Request
Repeat all the records exactly, omitting pictures.

[Dataset items]
BEGIN

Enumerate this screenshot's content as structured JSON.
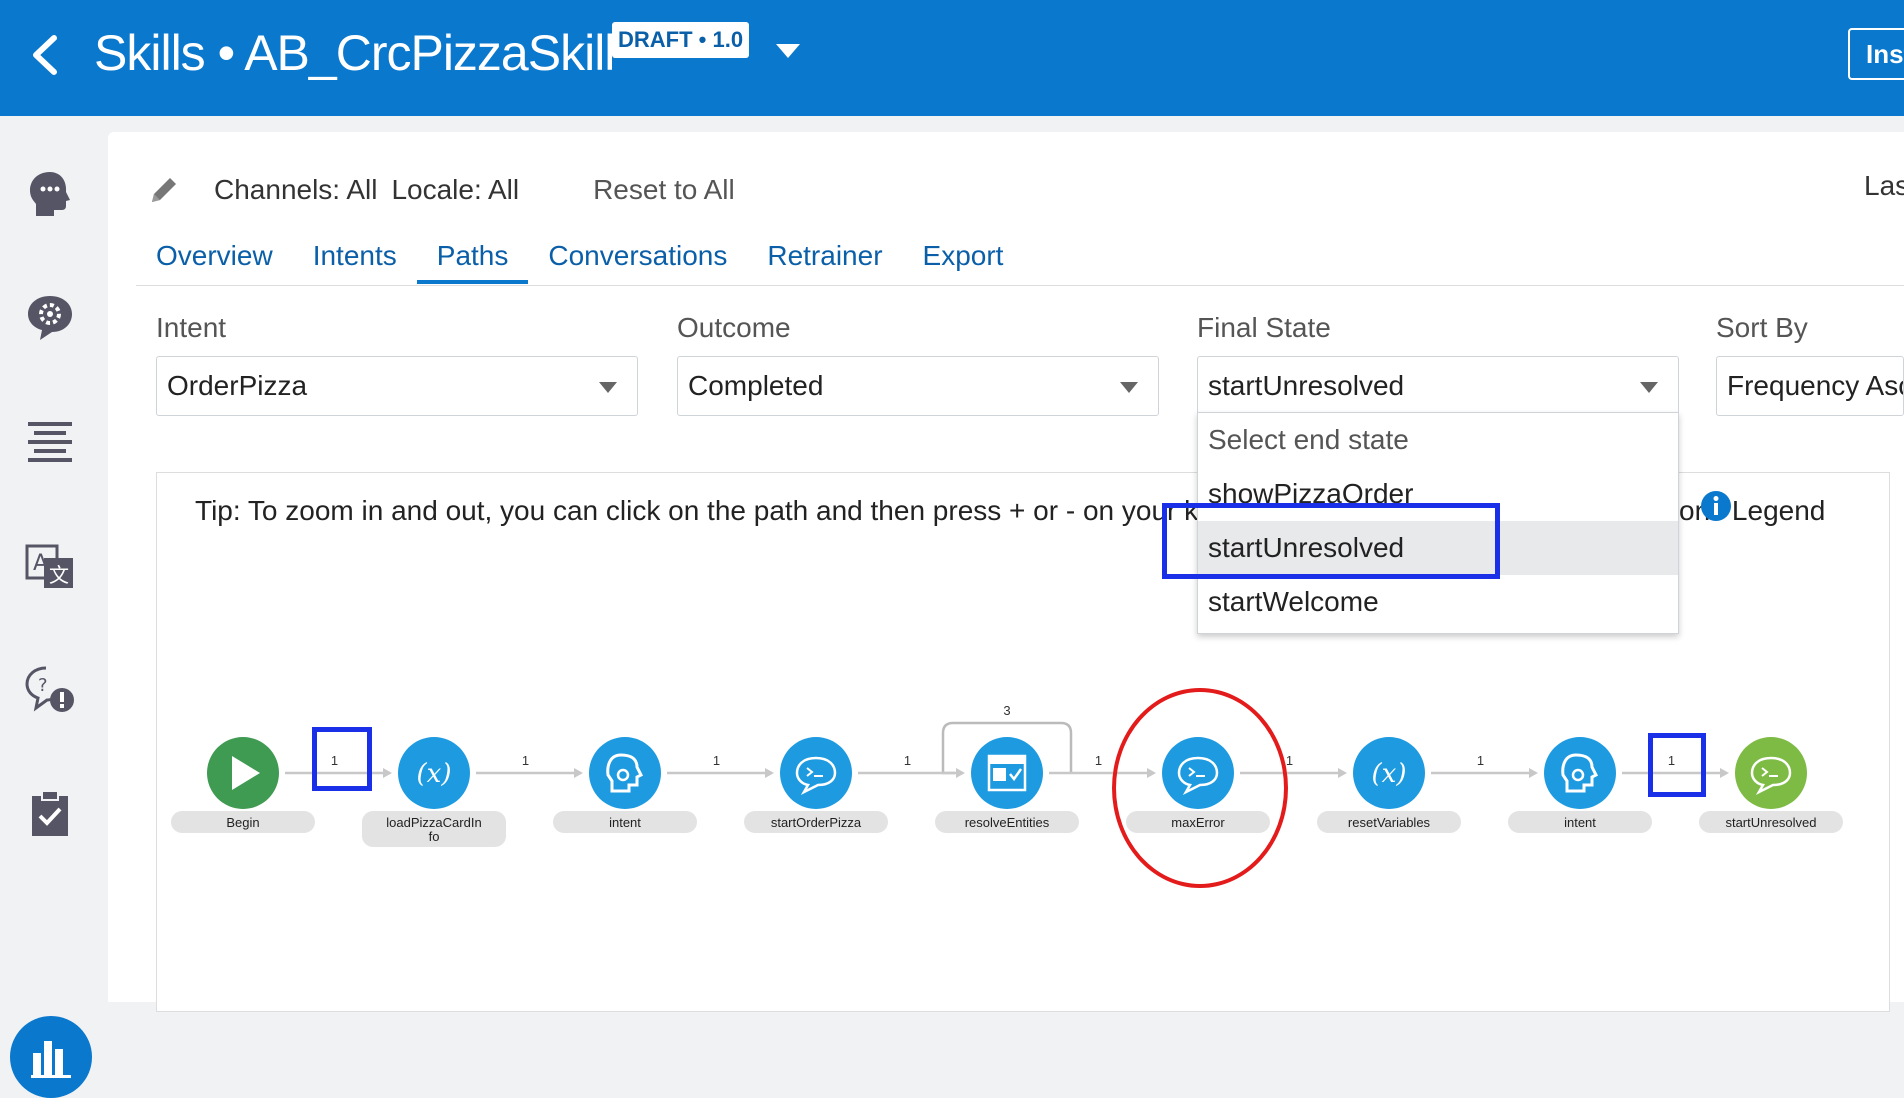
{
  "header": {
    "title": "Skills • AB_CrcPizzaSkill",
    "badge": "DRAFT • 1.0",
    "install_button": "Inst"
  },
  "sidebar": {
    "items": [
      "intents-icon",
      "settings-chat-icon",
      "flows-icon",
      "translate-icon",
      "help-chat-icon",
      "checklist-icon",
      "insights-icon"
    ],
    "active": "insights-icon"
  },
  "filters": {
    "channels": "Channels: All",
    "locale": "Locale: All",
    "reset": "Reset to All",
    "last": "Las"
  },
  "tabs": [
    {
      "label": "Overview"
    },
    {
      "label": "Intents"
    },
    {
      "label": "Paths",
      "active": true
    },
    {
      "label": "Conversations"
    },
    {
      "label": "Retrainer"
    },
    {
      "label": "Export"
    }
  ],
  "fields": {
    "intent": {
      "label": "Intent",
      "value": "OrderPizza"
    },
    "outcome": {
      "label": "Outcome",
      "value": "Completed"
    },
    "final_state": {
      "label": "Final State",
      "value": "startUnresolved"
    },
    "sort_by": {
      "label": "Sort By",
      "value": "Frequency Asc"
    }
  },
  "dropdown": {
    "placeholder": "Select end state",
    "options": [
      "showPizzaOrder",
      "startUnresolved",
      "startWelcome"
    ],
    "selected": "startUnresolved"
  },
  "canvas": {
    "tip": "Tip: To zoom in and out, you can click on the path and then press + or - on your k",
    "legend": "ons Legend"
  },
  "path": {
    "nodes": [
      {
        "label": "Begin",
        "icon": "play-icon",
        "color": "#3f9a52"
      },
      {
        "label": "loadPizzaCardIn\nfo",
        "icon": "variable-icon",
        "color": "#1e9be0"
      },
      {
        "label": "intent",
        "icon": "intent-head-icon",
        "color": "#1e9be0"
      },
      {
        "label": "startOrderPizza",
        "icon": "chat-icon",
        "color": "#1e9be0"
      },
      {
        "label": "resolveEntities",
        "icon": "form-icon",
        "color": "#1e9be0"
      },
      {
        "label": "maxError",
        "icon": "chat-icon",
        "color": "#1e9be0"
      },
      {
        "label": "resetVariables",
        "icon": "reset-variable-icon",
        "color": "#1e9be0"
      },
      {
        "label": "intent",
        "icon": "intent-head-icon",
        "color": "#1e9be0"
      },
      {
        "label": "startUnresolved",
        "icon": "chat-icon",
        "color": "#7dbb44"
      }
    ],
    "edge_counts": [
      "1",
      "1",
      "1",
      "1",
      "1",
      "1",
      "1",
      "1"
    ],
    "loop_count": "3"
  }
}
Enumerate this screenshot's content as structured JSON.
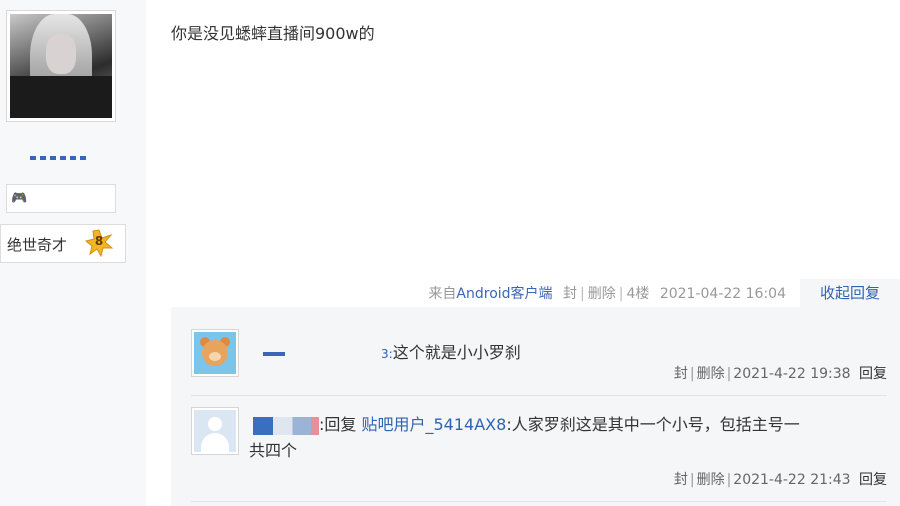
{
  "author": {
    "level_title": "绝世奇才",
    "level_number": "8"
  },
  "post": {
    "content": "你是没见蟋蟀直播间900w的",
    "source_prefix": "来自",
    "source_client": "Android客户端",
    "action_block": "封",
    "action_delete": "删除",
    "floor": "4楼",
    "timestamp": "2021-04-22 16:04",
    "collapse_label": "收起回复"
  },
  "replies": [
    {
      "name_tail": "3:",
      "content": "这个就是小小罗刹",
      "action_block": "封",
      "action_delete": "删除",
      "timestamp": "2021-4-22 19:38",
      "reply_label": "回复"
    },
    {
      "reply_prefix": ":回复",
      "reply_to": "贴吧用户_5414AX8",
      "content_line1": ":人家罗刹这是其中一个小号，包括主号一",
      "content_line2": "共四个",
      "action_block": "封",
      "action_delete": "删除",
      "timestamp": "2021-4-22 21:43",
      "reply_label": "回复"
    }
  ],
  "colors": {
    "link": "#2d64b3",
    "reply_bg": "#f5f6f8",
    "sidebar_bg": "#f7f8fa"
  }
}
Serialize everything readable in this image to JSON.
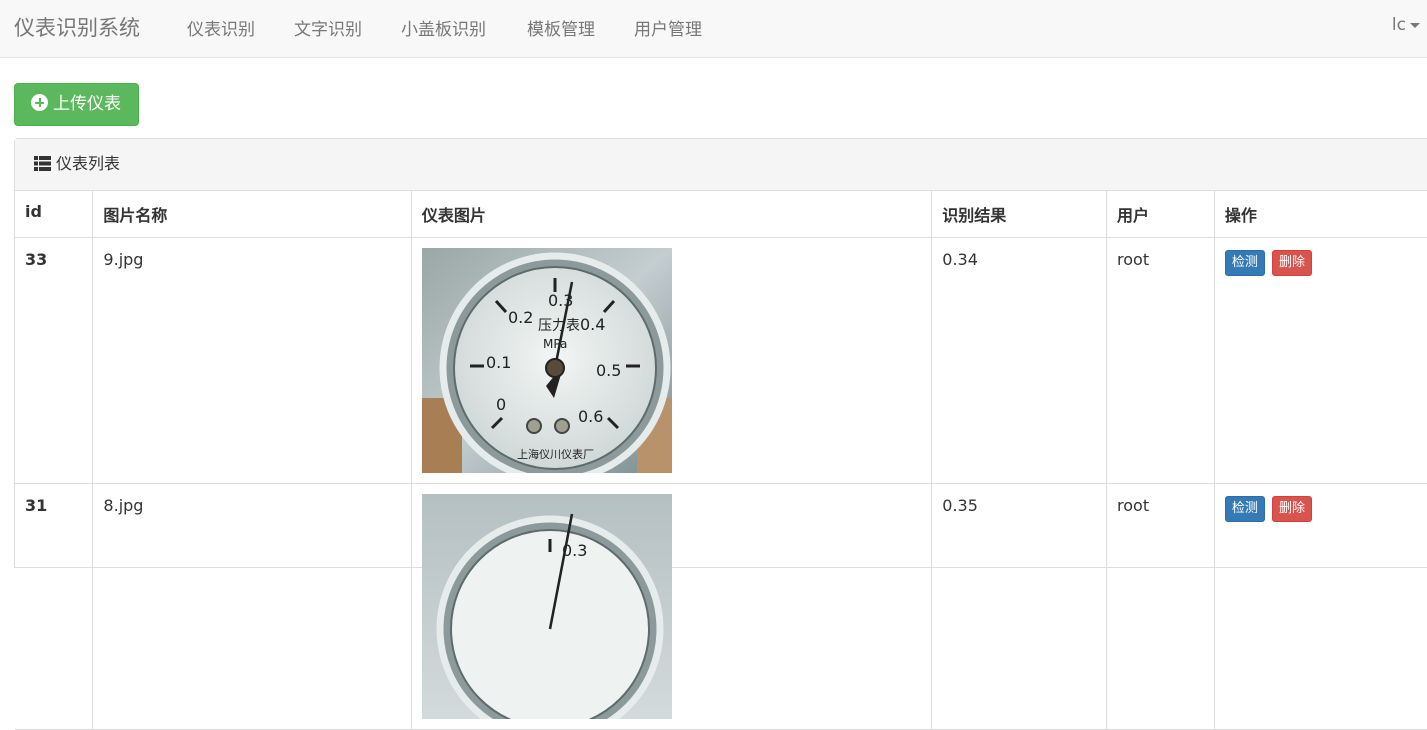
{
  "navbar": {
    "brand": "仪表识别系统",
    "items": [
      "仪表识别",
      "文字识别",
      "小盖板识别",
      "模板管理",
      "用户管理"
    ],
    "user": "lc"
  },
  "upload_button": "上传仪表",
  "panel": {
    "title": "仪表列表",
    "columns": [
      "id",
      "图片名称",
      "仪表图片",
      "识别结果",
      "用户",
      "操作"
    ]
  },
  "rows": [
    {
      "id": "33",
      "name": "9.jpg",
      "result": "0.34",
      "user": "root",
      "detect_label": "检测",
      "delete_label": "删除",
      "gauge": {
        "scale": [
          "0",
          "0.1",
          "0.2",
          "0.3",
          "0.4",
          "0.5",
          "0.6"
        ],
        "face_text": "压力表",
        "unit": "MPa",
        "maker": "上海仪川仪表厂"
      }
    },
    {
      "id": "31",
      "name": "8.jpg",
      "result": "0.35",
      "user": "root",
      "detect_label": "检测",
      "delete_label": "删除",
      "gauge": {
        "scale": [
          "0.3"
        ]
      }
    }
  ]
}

END

Correct output
Enumerate this screenshot's content as structured JSON.
{
  "header": {
    "title": "Skills • AB_CrcPizzaSkill",
    "badge": "DRAFT • 1.0",
    "install_button": "Inst"
  },
  "sidebar": {
    "items": [
      "intents-icon",
      "settings-chat-icon",
      "flows-icon",
      "translate-icon",
      "help-chat-icon",
      "checklist-icon",
      "insights-icon"
    ],
    "active": "insights-icon"
  },
  "filters": {
    "channels": "Channels: All",
    "locale": "Locale: All",
    "reset": "Reset to All",
    "last": "Las"
  },
  "tabs": [
    {
      "label": "Overview"
    },
    {
      "label": "Intents"
    },
    {
      "label": "Paths",
      "active": true
    },
    {
      "label": "Conversations"
    },
    {
      "label": "Retrainer"
    },
    {
      "label": "Export"
    }
  ],
  "fields": {
    "intent": {
      "label": "Intent",
      "value": "OrderPizza"
    },
    "outcome": {
      "label": "Outcome",
      "value": "Completed"
    },
    "final_state": {
      "label": "Final State",
      "value": "startUnresolved"
    },
    "sort_by": {
      "label": "Sort By",
      "value": "Frequency Asc"
    }
  },
  "dropdown": {
    "placeholder": "Select end state",
    "options": [
      "showPizzaOrder",
      "startUnresolved",
      "startWelcome"
    ],
    "selected": "startUnresolved"
  },
  "canvas": {
    "tip": "Tip: To zoom in and out, you can click on the path and then press + or - on your k",
    "legend": "ons Legend"
  },
  "path": {
    "nodes": [
      {
        "label": "Begin",
        "icon": "play-icon",
        "color": "#3f9a52"
      },
      {
        "label": "loadPizzaCardIn\nfo",
        "icon": "variable-icon",
        "color": "#1e9be0"
      },
      {
        "label": "intent",
        "icon": "intent-head-icon",
        "color": "#1e9be0"
      },
      {
        "label": "startOrderPizza",
        "icon": "chat-icon",
        "color": "#1e9be0"
      },
      {
        "label": "resolveEntities",
        "icon": "form-icon",
        "color": "#1e9be0"
      },
      {
        "label": "maxError",
        "icon": "chat-icon",
        "color": "#1e9be0"
      },
      {
        "label": "resetVariables",
        "icon": "reset-variable-icon",
        "color": "#1e9be0"
      },
      {
        "label": "intent",
        "icon": "intent-head-icon",
        "color": "#1e9be0"
      },
      {
        "label": "startUnresolved",
        "icon": "chat-icon",
        "color": "#7dbb44"
      }
    ],
    "edge_counts": [
      "1",
      "1",
      "1",
      "1",
      "1",
      "1",
      "1",
      "1"
    ],
    "loop_count": "3"
  }
}
Enumerate this screenshot's content as structured JSON.
{
  "author": {
    "level_title": "绝世奇才",
    "level_number": "8"
  },
  "post": {
    "content": "你是没见蟋蟀直播间900w的",
    "source_prefix": "来自",
    "source_client": "Android客户端",
    "action_block": "封",
    "action_delete": "删除",
    "floor": "4楼",
    "timestamp": "2021-04-22 16:04",
    "collapse_label": "收起回复"
  },
  "replies": [
    {
      "name_tail": "3:",
      "content": "这个就是小小罗刹",
      "action_block": "封",
      "action_delete": "删除",
      "timestamp": "2021-4-22 19:38",
      "reply_label": "回复"
    },
    {
      "reply_prefix": ":回复",
      "reply_to": "贴吧用户_5414AX8",
      "content_line1": ":人家罗刹这是其中一个小号，包括主号一",
      "content_line2": "共四个",
      "action_block": "封",
      "action_delete": "删除",
      "timestamp": "2021-4-22 21:43",
      "reply_label": "回复"
    }
  ],
  "colors": {
    "link": "#2d64b3",
    "reply_bg": "#f5f6f8",
    "sidebar_bg": "#f7f8fa"
  }
}
Serialize everything readable in this image to JSON.
{
  "navbar": {
    "brand": "仪表识别系统",
    "items": [
      "仪表识别",
      "文字识别",
      "小盖板识别",
      "模板管理",
      "用户管理"
    ],
    "user": "lc"
  },
  "upload_button": "上传仪表",
  "panel": {
    "title": "仪表列表",
    "columns": [
      "id",
      "图片名称",
      "仪表图片",
      "识别结果",
      "用户",
      "操作"
    ]
  },
  "rows": [
    {
      "id": "33",
      "name": "9.jpg",
      "result": "0.34",
      "user": "root",
      "detect_label": "检测",
      "delete_label": "删除",
      "gauge": {
        "scale": [
          "0",
          "0.1",
          "0.2",
          "0.3",
          "0.4",
          "0.5",
          "0.6"
        ],
        "face_text": "压力表",
        "unit": "MPa",
        "maker": "上海仪川仪表厂"
      }
    },
    {
      "id": "31",
      "name": "8.jpg",
      "result": "0.35",
      "user": "root",
      "detect_label": "检测",
      "delete_label": "删除",
      "gauge": {
        "scale": [
          "0.3"
        ]
      }
    }
  ]
}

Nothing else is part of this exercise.